(A run of records)
━━━━

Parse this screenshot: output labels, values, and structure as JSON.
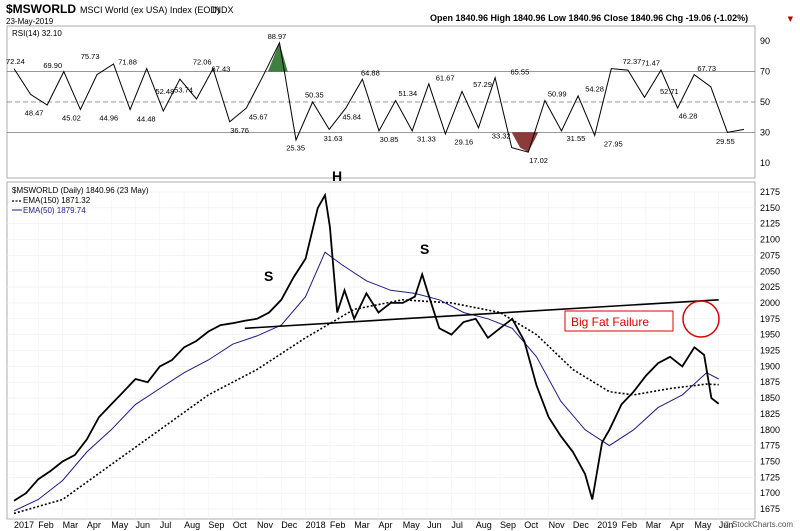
{
  "header": {
    "symbol": "$MSWORLD",
    "name": "MSCI World (ex USA) Index (EOD)",
    "exchange": "INDX",
    "date": "23-May-2019",
    "ohlc_text": "Open 1840.96  High 1840.96  Low 1840.96  Close 1840.96  Chg -19.06 (-1.02%)",
    "watermark": "© StockCharts.com"
  },
  "colors": {
    "price": "#000000",
    "ema50": "#1c1c8c",
    "ema150": "#000000",
    "rsi_over": "#3f7f3f",
    "rsi_under": "#8c3a3a",
    "failure_text": "#dd0000",
    "failure_circle": "#dd0000"
  },
  "rsi_panel": {
    "label": "RSI(14) 32.10",
    "right_ticks": [
      "90",
      "70",
      "50",
      "30",
      "10"
    ],
    "annotations": [
      "72.24",
      "48.47",
      "69.90",
      "45.02",
      "75.73",
      "44.96",
      "71.88",
      "44.48",
      "52.48",
      "53.74",
      "72.06",
      "67.43",
      "36.76",
      "45.67",
      "88.97",
      "25.35",
      "50.35",
      "31.63",
      "45.84",
      "64.88",
      "30.85",
      "51.34",
      "31.33",
      "61.67",
      "29.16",
      "57.29",
      "33.32",
      "65.55",
      "17.02",
      "50.99",
      "31.55",
      "54.28",
      "27.95",
      "72.37",
      "71.47",
      "52.71",
      "46.28",
      "67.73",
      "29.55"
    ]
  },
  "price_panel": {
    "legend": [
      "$MSWORLD (Daily) 1840.96 (23 May)",
      "EMA(150) 1871.32",
      "EMA(50) 1879.74"
    ],
    "pattern_labels": {
      "left_shoulder": "S",
      "head": "H",
      "right_shoulder": "S"
    },
    "callout": "Big Fat Failure"
  },
  "chart_data": {
    "type": "line",
    "ylim": [
      1675,
      2175
    ],
    "y_ticks": [
      2175,
      2150,
      2125,
      2100,
      2075,
      2050,
      2025,
      2000,
      1975,
      1950,
      1925,
      1900,
      1875,
      1850,
      1825,
      1800,
      1775,
      1750,
      1725,
      1700,
      1675
    ],
    "x_ticks": [
      "2017",
      "Feb",
      "Mar",
      "Apr",
      "May",
      "Jun",
      "Jul",
      "Aug",
      "Sep",
      "Oct",
      "Nov",
      "Dec",
      "2018",
      "Feb",
      "Mar",
      "Apr",
      "May",
      "Jun",
      "Jul",
      "Aug",
      "Sep",
      "Oct",
      "Nov",
      "Dec",
      "2019",
      "Feb",
      "Mar",
      "Apr",
      "May",
      "Jun"
    ],
    "x_bold": [
      "2017",
      "2018",
      "2019"
    ],
    "x_unit": "months since Jan 2017",
    "series": [
      {
        "name": "$MSWORLD (Daily)",
        "points": [
          [
            0,
            1688
          ],
          [
            0.5,
            1700
          ],
          [
            1,
            1722
          ],
          [
            1.5,
            1735
          ],
          [
            2,
            1750
          ],
          [
            2.5,
            1760
          ],
          [
            3,
            1785
          ],
          [
            3.5,
            1820
          ],
          [
            4,
            1840
          ],
          [
            4.5,
            1860
          ],
          [
            5,
            1880
          ],
          [
            5.5,
            1875
          ],
          [
            6,
            1900
          ],
          [
            6.5,
            1910
          ],
          [
            7,
            1930
          ],
          [
            7.5,
            1940
          ],
          [
            8,
            1955
          ],
          [
            8.5,
            1965
          ],
          [
            9,
            1968
          ],
          [
            9.5,
            1972
          ],
          [
            10,
            1975
          ],
          [
            10.5,
            1985
          ],
          [
            11,
            2005
          ],
          [
            11.5,
            2040
          ],
          [
            12,
            2070
          ],
          [
            12.5,
            2150
          ],
          [
            12.8,
            2170
          ],
          [
            13,
            2120
          ],
          [
            13.3,
            1985
          ],
          [
            13.6,
            2020
          ],
          [
            14,
            1975
          ],
          [
            14.5,
            2015
          ],
          [
            15,
            1985
          ],
          [
            15.5,
            2000
          ],
          [
            16,
            2000
          ],
          [
            16.5,
            2010
          ],
          [
            16.8,
            2045
          ],
          [
            17,
            2020
          ],
          [
            17.5,
            1960
          ],
          [
            18,
            1950
          ],
          [
            18.5,
            1970
          ],
          [
            19,
            1975
          ],
          [
            19.5,
            1945
          ],
          [
            20,
            1960
          ],
          [
            20.5,
            1975
          ],
          [
            21,
            1940
          ],
          [
            21.5,
            1870
          ],
          [
            22,
            1820
          ],
          [
            22.5,
            1790
          ],
          [
            23,
            1765
          ],
          [
            23.5,
            1730
          ],
          [
            23.8,
            1690
          ],
          [
            24.2,
            1780
          ],
          [
            24.5,
            1800
          ],
          [
            25,
            1840
          ],
          [
            25.5,
            1860
          ],
          [
            26,
            1885
          ],
          [
            26.5,
            1905
          ],
          [
            27,
            1915
          ],
          [
            27.5,
            1900
          ],
          [
            28,
            1930
          ],
          [
            28.4,
            1918
          ],
          [
            28.7,
            1850
          ],
          [
            29,
            1841
          ]
        ]
      },
      {
        "name": "EMA(50)",
        "points": [
          [
            0,
            1672
          ],
          [
            1,
            1690
          ],
          [
            2,
            1720
          ],
          [
            3,
            1765
          ],
          [
            4,
            1800
          ],
          [
            5,
            1840
          ],
          [
            6,
            1865
          ],
          [
            7,
            1890
          ],
          [
            8,
            1910
          ],
          [
            9,
            1935
          ],
          [
            10,
            1948
          ],
          [
            11,
            1965
          ],
          [
            12,
            2010
          ],
          [
            12.8,
            2080
          ],
          [
            13.5,
            2060
          ],
          [
            14.5,
            2035
          ],
          [
            15.5,
            2020
          ],
          [
            16.5,
            2015
          ],
          [
            17.5,
            2005
          ],
          [
            18.5,
            1985
          ],
          [
            19.5,
            1975
          ],
          [
            20.5,
            1960
          ],
          [
            21.5,
            1915
          ],
          [
            22.5,
            1845
          ],
          [
            23.5,
            1800
          ],
          [
            24.5,
            1775
          ],
          [
            25.5,
            1800
          ],
          [
            26.5,
            1835
          ],
          [
            27.5,
            1855
          ],
          [
            28.5,
            1890
          ],
          [
            29,
            1880
          ]
        ]
      },
      {
        "name": "EMA(150)",
        "points": [
          [
            0,
            1668
          ],
          [
            2,
            1690
          ],
          [
            4,
            1745
          ],
          [
            6,
            1800
          ],
          [
            8,
            1855
          ],
          [
            10,
            1895
          ],
          [
            12,
            1945
          ],
          [
            14,
            1990
          ],
          [
            16,
            2005
          ],
          [
            18,
            2000
          ],
          [
            20,
            1985
          ],
          [
            21.5,
            1950
          ],
          [
            23,
            1895
          ],
          [
            24.5,
            1860
          ],
          [
            25.5,
            1855
          ],
          [
            27,
            1865
          ],
          [
            28.5,
            1872
          ],
          [
            29,
            1871
          ]
        ]
      }
    ],
    "neckline": [
      [
        9.5,
        1960
      ],
      [
        29,
        2005
      ]
    ],
    "rsi": {
      "ylim": [
        0,
        100
      ],
      "levels": [
        30,
        50,
        70
      ],
      "points": [
        [
          0,
          72
        ],
        [
          0.5,
          55
        ],
        [
          1,
          48
        ],
        [
          1.5,
          70
        ],
        [
          2,
          45
        ],
        [
          2.5,
          68
        ],
        [
          3,
          75
        ],
        [
          3.5,
          45
        ],
        [
          4,
          72
        ],
        [
          4.5,
          44
        ],
        [
          5,
          65
        ],
        [
          5.5,
          52
        ],
        [
          6,
          72
        ],
        [
          6.5,
          37
        ],
        [
          7,
          46
        ],
        [
          7.5,
          67
        ],
        [
          8,
          89
        ],
        [
          8.5,
          25
        ],
        [
          9,
          50
        ],
        [
          9.5,
          32
        ],
        [
          10,
          46
        ],
        [
          10.5,
          65
        ],
        [
          11,
          31
        ],
        [
          11.5,
          51
        ],
        [
          12,
          31
        ],
        [
          12.5,
          62
        ],
        [
          13,
          29
        ],
        [
          13.5,
          57
        ],
        [
          14,
          33
        ],
        [
          14.5,
          66
        ],
        [
          15,
          20
        ],
        [
          15.5,
          17
        ],
        [
          16,
          51
        ],
        [
          16.5,
          31
        ],
        [
          17,
          54
        ],
        [
          17.5,
          28
        ],
        [
          18,
          72
        ],
        [
          18.5,
          71
        ],
        [
          19,
          53
        ],
        [
          19.5,
          71
        ],
        [
          20,
          46
        ],
        [
          20.5,
          68
        ],
        [
          21,
          60
        ],
        [
          21.5,
          30
        ],
        [
          22,
          32
        ]
      ]
    }
  }
}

━━━━

Work to be completed.
State the count of lines with the word "MSWORLD" in them, and write nothing else.

Response.
3